Make an exact copy of the records, with the images left out.

** START Input records **

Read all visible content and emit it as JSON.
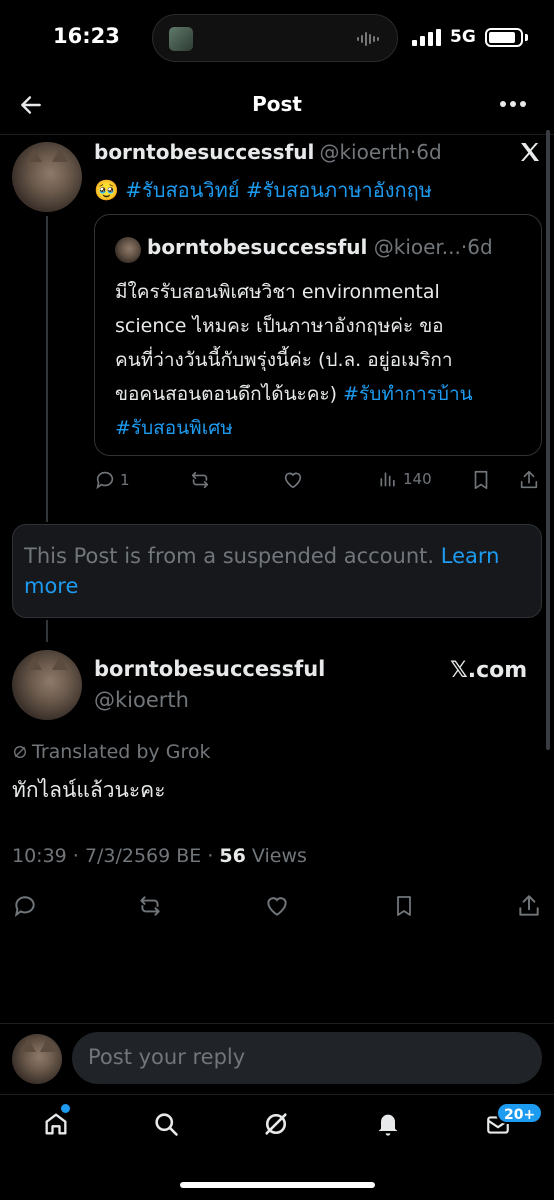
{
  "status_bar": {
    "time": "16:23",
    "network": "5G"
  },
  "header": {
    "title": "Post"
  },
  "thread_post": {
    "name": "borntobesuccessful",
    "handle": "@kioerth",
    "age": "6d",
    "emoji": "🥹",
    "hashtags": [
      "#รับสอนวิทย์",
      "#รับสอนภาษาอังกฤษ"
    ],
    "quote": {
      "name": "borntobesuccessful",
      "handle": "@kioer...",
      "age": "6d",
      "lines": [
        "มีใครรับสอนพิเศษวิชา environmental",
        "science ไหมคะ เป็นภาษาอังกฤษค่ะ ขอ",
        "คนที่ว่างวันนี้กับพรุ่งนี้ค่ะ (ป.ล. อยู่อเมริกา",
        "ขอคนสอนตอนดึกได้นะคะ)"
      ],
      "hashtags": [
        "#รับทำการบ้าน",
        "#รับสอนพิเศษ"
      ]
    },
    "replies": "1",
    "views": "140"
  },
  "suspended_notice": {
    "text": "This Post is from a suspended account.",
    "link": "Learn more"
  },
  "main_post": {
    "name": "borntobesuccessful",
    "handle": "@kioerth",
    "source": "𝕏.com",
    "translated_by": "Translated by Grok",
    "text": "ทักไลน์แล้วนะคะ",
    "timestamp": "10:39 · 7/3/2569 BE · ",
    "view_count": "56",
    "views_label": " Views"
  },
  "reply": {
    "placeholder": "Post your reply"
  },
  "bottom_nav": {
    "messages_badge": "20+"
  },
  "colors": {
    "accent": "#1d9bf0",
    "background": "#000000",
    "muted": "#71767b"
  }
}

** END Input records **

* **Reply to the exercise**
Read all visible content and emit it as JSON.
{
  "status_bar": {
    "time": "16:23",
    "network": "5G"
  },
  "header": {
    "title": "Post"
  },
  "thread_post": {
    "name": "borntobesuccessful",
    "handle": "@kioerth",
    "age": "6d",
    "emoji": "🥹",
    "hashtags": [
      "#รับสอนวิทย์",
      "#รับสอนภาษาอังกฤษ"
    ],
    "quote": {
      "name": "borntobesuccessful",
      "handle": "@kioer...",
      "age": "6d",
      "lines": [
        "มีใครรับสอนพิเศษวิชา environmental",
        "science ไหมคะ เป็นภาษาอังกฤษค่ะ ขอ",
        "คนที่ว่างวันนี้กับพรุ่งนี้ค่ะ (ป.ล. อยู่อเมริกา",
        "ขอคนสอนตอนดึกได้นะคะ)"
      ],
      "hashtags": [
        "#รับทำการบ้าน",
        "#รับสอนพิเศษ"
      ]
    },
    "replies": "1",
    "views": "140"
  },
  "suspended_notice": {
    "text": "This Post is from a suspended account.",
    "link": "Learn more"
  },
  "main_post": {
    "name": "borntobesuccessful",
    "handle": "@kioerth",
    "source": "𝕏.com",
    "translated_by": "Translated by Grok",
    "text": "ทักไลน์แล้วนะคะ",
    "timestamp": "10:39 · 7/3/2569 BE · ",
    "view_count": "56",
    "views_label": " Views"
  },
  "reply": {
    "placeholder": "Post your reply"
  },
  "bottom_nav": {
    "messages_badge": "20+"
  },
  "colors": {
    "accent": "#1d9bf0",
    "background": "#000000",
    "muted": "#71767b"
  }
}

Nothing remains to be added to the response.